* Begin INPUT RECORDS *
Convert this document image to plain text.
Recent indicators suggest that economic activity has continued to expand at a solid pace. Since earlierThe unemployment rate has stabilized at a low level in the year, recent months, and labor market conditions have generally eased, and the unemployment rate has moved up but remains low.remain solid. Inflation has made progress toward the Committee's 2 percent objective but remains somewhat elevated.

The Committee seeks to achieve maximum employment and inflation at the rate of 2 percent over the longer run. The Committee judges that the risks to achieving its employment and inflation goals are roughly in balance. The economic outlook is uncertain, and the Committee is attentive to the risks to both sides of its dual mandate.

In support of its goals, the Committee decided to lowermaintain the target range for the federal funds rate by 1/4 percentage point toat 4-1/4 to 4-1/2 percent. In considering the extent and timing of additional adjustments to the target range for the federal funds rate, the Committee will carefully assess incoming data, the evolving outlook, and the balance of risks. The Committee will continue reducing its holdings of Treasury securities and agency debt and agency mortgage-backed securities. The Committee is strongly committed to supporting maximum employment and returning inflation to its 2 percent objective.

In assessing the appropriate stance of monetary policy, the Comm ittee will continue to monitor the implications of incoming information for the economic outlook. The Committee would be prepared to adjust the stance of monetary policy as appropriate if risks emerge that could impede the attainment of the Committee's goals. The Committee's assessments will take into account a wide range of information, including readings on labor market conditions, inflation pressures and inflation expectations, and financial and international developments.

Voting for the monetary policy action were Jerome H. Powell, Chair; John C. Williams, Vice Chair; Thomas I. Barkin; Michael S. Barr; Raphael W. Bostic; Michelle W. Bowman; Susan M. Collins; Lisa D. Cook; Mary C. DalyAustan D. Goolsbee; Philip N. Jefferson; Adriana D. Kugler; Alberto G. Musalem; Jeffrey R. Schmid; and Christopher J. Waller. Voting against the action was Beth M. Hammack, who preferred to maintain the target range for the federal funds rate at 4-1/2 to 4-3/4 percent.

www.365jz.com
* End INPUT RECORDS *
* Begin INPUT RECORDS *
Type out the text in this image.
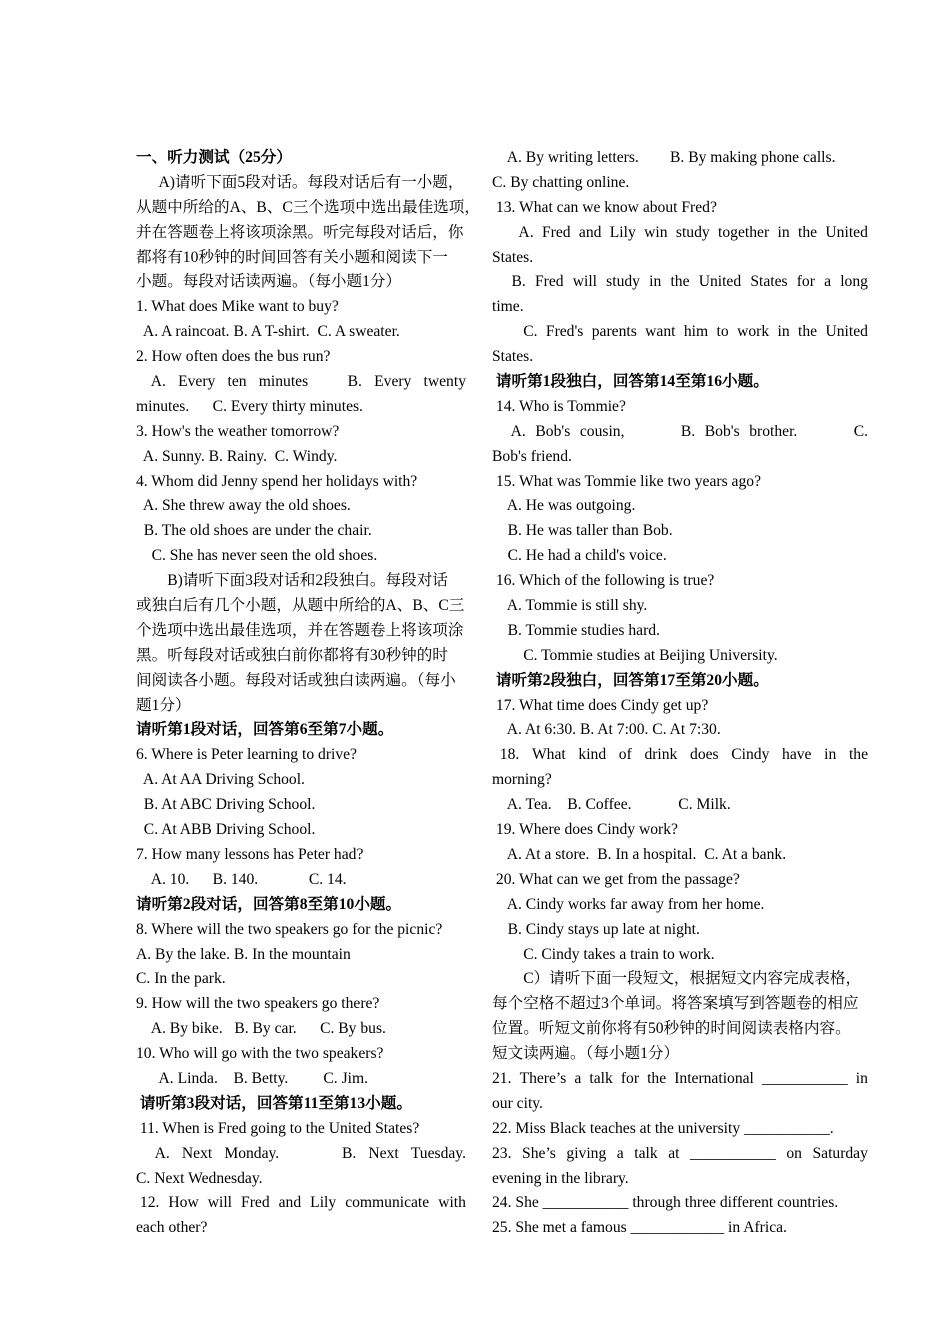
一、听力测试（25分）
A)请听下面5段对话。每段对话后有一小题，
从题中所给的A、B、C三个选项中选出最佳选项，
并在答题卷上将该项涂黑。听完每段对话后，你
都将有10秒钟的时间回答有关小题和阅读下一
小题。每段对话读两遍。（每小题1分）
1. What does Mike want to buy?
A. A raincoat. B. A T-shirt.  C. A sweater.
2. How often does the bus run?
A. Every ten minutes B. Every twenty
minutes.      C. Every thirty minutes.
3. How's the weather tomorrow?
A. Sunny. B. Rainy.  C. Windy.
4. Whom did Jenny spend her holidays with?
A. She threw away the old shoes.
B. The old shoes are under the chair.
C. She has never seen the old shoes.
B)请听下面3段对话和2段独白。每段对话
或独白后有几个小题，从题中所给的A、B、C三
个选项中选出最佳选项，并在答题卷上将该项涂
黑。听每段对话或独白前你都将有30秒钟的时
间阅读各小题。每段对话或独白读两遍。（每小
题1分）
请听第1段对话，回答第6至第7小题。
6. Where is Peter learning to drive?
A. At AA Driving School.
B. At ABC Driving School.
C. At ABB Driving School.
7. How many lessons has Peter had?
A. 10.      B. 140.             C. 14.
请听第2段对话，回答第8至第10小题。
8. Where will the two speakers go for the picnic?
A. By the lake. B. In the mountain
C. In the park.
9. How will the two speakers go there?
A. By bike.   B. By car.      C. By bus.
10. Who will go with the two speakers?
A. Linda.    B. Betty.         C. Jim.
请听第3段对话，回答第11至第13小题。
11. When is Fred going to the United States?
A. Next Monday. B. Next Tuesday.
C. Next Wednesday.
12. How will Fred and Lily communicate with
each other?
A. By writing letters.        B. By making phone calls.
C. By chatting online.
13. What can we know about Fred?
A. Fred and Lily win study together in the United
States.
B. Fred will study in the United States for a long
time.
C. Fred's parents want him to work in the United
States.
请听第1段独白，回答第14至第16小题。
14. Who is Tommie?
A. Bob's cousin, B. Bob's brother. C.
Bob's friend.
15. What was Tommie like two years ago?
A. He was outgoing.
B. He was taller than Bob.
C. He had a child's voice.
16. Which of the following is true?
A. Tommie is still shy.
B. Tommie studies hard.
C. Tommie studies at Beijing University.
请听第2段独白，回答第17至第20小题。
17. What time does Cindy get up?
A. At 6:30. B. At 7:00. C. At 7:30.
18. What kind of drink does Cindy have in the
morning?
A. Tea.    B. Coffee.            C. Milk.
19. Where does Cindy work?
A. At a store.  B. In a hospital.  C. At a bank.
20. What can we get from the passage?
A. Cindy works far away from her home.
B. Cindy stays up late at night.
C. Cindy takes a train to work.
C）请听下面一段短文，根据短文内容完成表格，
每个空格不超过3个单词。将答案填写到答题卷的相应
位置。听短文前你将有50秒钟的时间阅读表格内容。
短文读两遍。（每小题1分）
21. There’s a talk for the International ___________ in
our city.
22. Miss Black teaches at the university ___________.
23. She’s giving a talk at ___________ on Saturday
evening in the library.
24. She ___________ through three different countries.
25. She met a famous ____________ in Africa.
* End INPUT RECORDS *
__EXERCISE DETAILS__
Looking at the records above, say how many lines hold the string "minutes". Write nothing but the number.

__ANSWER TO THIS PROBLEM__
2